What is expected: Find every line of the records that has "groups" and return it.

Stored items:
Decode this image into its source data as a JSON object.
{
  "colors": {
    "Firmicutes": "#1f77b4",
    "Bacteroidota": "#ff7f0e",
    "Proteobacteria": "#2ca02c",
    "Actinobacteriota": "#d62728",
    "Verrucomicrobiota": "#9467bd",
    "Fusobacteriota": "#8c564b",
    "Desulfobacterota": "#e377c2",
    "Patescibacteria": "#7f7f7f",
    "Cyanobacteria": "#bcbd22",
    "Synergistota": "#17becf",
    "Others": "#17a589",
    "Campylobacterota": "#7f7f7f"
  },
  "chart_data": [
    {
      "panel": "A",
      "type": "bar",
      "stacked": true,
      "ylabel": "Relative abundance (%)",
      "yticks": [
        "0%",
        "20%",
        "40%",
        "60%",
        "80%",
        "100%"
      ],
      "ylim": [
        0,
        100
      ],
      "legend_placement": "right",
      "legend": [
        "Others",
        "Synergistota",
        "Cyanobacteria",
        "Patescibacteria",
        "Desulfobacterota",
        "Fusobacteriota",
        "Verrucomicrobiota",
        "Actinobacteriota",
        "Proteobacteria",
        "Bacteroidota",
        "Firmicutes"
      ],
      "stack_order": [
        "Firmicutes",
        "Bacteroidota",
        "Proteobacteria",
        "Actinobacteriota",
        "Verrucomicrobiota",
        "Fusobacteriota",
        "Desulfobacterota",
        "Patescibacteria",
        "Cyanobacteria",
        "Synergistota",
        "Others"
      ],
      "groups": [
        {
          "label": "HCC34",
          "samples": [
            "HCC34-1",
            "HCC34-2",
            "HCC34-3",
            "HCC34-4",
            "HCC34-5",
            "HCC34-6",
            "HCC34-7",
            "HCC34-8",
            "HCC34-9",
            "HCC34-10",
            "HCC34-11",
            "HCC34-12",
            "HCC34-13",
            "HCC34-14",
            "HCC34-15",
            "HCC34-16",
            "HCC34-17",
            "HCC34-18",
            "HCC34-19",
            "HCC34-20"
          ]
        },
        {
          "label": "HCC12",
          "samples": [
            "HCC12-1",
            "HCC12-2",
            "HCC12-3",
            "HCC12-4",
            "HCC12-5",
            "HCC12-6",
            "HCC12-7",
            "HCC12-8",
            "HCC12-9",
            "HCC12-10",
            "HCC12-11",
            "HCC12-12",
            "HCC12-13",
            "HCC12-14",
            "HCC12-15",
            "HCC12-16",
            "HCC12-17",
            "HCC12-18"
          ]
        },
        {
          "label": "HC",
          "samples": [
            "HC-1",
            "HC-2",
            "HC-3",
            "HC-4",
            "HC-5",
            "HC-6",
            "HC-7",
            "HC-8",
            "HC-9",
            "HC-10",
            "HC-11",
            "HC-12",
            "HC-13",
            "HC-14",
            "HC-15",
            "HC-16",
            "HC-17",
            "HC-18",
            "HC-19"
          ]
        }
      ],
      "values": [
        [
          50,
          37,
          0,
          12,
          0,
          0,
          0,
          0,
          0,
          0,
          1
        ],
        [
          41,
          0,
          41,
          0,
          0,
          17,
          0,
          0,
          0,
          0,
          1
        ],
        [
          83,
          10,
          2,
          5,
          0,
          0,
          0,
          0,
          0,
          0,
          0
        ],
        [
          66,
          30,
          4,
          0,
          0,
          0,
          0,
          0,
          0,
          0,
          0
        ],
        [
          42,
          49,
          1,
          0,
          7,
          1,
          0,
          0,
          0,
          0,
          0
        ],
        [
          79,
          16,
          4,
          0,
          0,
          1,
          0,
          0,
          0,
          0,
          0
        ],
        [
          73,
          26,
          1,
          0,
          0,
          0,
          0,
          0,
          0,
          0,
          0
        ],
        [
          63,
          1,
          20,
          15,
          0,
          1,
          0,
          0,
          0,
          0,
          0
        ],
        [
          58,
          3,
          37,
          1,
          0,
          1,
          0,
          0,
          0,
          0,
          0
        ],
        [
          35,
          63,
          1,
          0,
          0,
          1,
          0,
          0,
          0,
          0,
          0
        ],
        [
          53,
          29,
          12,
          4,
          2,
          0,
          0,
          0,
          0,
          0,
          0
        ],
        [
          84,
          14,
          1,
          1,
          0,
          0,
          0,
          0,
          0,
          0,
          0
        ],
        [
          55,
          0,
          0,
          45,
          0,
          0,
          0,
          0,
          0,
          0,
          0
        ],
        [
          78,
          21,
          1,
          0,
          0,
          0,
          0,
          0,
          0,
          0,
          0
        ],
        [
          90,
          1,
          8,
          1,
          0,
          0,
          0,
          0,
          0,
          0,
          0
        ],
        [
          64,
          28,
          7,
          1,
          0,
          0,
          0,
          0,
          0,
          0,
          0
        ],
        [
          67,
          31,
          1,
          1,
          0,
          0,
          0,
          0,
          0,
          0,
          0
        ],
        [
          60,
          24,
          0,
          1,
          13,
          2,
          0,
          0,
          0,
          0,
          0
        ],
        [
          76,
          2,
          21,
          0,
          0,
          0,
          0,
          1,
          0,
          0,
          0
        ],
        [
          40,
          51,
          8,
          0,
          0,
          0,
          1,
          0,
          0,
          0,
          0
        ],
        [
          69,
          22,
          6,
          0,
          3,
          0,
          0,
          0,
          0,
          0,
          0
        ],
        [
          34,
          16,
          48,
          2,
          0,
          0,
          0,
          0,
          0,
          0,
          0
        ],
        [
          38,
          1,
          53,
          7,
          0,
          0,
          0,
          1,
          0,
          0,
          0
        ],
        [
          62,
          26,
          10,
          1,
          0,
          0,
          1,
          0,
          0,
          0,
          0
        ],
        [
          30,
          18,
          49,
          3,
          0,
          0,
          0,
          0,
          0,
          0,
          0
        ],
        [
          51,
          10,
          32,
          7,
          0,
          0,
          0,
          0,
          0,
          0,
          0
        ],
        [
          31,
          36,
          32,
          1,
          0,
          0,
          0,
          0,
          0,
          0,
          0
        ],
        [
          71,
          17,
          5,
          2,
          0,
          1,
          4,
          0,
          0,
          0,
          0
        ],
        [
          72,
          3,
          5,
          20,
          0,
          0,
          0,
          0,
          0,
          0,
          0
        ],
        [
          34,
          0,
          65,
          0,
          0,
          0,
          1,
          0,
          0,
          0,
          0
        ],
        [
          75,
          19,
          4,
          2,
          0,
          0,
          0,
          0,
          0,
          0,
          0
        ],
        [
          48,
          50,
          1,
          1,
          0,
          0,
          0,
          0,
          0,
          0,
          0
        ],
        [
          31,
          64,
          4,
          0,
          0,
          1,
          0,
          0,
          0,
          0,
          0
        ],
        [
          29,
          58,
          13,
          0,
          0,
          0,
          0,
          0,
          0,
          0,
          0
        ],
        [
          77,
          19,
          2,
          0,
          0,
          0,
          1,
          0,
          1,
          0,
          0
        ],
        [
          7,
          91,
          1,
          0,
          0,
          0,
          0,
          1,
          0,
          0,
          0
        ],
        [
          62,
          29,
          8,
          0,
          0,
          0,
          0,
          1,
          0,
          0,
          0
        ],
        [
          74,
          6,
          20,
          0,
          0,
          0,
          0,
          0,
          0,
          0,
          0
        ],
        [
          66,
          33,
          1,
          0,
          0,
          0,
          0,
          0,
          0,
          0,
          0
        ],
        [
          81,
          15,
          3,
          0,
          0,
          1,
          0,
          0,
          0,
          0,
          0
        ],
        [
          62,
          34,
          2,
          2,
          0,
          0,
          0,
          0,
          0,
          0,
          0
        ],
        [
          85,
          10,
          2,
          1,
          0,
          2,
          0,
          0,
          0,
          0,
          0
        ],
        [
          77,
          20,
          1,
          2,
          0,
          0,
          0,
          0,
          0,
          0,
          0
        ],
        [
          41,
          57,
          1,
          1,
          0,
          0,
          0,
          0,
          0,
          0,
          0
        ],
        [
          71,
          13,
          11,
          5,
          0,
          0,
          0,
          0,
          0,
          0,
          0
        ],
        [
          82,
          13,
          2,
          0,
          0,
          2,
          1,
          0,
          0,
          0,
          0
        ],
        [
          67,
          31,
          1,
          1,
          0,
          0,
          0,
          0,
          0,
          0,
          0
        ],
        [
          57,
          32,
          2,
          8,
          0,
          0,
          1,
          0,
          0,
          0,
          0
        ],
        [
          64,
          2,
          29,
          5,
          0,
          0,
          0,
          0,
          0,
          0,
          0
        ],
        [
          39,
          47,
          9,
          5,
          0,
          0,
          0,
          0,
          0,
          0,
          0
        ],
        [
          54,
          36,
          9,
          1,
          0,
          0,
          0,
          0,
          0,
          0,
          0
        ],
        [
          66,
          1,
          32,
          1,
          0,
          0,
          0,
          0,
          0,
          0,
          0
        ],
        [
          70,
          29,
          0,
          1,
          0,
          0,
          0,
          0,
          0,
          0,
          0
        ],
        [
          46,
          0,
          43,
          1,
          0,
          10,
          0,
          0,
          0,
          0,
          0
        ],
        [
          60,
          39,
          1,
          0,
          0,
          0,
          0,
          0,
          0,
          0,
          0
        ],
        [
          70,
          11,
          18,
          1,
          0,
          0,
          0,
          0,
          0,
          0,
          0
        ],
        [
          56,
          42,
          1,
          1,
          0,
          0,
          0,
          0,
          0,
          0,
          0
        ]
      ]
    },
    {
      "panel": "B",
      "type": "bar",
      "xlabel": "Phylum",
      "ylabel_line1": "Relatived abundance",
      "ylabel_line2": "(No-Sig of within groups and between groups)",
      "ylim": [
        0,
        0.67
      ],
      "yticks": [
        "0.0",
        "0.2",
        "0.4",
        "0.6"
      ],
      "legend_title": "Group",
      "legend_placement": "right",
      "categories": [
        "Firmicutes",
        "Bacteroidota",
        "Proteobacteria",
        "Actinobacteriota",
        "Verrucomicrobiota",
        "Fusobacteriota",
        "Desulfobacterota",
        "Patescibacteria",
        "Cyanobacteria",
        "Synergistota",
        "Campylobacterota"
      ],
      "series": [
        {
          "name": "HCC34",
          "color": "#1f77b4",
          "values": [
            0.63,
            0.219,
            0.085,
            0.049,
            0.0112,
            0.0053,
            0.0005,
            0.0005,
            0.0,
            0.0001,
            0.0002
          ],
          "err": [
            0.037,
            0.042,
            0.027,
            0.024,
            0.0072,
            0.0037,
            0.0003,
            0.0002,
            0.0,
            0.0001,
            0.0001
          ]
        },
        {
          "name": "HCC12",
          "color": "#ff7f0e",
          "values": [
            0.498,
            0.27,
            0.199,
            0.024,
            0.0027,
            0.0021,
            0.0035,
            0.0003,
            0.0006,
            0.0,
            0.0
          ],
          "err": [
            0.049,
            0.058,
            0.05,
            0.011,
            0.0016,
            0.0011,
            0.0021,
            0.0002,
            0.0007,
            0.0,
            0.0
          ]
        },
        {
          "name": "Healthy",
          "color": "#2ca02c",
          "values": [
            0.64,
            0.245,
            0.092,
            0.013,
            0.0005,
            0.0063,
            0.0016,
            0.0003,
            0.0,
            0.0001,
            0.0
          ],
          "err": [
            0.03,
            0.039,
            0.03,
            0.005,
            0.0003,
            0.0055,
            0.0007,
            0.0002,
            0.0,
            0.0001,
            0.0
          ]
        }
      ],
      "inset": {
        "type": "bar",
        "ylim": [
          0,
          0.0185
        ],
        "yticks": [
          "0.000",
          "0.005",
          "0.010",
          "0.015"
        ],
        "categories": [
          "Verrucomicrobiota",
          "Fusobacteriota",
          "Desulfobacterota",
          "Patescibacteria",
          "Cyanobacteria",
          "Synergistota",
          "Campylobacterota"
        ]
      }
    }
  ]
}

Answer below:
      "groups": [
      "ylabel_line2": "(No-Sig of within groups and between groups)",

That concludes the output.